_What is required_: Below are the records. List every line holding the word "arcmin".

Items from a dataset
'''

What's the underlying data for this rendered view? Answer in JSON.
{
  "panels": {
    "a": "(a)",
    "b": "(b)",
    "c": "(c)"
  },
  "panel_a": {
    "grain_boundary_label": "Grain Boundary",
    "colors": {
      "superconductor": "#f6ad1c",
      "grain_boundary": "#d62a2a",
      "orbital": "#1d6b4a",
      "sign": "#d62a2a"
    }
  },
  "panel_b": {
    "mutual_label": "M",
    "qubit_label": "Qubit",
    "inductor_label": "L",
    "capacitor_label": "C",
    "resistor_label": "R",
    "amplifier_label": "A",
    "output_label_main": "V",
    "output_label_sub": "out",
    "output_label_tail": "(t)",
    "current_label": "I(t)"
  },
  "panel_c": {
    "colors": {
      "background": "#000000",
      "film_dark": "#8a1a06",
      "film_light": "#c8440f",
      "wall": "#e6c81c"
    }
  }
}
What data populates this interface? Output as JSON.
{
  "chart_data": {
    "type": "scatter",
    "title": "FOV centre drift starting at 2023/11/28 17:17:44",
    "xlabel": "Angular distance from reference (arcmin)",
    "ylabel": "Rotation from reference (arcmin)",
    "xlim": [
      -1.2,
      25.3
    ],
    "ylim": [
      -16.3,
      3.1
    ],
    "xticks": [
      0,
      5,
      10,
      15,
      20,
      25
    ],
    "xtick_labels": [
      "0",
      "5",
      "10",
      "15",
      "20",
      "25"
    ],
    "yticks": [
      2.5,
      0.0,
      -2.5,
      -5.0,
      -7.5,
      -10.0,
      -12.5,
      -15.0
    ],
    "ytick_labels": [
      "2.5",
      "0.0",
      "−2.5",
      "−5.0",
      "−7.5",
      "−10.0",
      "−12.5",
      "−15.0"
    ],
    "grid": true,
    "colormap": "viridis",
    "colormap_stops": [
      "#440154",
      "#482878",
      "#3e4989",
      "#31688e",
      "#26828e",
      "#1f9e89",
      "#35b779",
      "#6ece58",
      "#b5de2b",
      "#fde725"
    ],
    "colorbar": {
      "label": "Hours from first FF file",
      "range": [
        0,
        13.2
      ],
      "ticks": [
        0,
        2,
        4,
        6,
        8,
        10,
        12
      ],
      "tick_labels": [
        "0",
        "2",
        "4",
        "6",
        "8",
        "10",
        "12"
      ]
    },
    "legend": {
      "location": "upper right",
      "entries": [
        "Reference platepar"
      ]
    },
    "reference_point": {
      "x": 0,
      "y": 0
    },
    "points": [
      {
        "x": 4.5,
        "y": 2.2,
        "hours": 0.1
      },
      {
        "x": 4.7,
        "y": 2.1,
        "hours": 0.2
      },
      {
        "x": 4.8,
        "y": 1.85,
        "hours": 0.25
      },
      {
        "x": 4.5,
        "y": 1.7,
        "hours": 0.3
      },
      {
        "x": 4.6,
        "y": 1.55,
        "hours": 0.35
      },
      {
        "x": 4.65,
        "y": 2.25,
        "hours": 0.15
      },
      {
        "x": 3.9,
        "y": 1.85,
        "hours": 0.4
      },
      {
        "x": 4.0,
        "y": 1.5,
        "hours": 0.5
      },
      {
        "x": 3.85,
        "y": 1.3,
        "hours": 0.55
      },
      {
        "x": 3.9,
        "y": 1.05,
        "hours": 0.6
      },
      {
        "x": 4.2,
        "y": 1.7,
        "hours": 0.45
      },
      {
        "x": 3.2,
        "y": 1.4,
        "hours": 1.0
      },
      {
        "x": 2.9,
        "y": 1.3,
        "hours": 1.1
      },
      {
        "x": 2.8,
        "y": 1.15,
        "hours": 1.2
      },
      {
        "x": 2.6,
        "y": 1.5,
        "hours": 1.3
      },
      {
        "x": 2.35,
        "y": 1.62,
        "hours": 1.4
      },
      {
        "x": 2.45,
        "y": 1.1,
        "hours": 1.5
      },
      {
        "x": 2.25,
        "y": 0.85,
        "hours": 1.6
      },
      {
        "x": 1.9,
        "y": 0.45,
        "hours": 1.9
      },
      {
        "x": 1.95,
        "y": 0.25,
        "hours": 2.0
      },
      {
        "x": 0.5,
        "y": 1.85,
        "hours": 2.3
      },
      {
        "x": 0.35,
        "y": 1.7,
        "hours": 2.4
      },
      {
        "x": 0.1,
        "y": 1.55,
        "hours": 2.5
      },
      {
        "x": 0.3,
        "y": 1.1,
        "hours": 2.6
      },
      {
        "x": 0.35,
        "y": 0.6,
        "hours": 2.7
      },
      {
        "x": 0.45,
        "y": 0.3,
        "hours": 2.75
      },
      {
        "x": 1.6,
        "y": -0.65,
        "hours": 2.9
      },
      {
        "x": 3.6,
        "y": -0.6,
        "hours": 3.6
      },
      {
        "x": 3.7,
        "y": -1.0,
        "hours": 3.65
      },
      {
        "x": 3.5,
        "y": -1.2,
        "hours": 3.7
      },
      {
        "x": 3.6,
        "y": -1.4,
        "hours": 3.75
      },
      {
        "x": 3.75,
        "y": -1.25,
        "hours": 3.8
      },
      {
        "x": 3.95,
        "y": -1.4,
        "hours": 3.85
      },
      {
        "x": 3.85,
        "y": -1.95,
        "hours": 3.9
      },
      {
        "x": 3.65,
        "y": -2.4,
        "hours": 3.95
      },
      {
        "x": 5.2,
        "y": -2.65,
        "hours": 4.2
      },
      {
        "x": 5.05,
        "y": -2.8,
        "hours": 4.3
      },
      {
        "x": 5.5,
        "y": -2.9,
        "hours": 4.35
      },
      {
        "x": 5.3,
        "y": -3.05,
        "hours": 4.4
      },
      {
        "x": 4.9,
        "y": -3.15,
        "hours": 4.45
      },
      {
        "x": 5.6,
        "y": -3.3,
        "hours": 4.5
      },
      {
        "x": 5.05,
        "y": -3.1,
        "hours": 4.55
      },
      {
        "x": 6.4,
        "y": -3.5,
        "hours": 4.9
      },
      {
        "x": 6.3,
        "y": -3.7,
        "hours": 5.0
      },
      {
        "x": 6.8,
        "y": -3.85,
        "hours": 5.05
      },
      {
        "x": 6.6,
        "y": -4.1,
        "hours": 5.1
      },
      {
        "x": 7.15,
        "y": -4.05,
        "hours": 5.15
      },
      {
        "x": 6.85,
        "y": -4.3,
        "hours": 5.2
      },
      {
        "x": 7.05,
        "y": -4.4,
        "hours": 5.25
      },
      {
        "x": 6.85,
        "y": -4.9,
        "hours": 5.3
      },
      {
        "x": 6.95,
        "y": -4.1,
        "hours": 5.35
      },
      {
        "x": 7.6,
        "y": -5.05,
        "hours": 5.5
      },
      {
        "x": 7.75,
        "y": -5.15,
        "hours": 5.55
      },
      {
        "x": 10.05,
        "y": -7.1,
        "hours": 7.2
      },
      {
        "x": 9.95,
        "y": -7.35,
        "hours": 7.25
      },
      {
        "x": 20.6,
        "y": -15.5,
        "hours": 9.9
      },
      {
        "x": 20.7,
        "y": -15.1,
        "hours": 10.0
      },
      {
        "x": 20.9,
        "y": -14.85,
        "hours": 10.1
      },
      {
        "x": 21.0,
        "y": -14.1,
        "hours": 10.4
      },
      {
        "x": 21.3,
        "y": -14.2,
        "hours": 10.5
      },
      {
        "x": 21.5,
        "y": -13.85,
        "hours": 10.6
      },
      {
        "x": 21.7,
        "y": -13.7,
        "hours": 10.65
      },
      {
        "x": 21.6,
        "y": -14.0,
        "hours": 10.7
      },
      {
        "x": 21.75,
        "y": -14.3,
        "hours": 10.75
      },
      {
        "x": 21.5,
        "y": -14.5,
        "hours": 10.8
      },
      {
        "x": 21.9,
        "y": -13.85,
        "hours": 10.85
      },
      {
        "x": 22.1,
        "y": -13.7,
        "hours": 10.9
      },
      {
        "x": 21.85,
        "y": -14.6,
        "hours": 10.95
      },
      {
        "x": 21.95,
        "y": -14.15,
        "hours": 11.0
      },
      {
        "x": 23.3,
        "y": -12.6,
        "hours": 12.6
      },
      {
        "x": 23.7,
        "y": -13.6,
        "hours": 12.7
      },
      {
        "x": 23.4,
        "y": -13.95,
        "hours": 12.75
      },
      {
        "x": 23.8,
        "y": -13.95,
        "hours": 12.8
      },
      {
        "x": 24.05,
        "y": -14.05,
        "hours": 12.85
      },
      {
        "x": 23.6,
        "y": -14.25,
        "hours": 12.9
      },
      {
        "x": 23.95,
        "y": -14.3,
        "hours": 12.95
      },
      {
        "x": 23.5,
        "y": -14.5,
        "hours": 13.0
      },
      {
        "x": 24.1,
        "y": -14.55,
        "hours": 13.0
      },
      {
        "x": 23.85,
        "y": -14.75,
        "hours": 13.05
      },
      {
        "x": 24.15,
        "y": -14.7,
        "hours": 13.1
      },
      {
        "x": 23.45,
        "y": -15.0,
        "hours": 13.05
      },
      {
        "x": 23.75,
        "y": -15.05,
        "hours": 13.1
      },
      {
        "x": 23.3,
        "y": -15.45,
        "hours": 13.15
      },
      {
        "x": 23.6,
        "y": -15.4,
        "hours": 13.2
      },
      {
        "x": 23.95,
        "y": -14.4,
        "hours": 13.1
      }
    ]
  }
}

'''

_Written reply_:
    "xlabel": "Angular distance from reference (arcmin)",
    "ylabel": "Rotation from reference (arcmin)",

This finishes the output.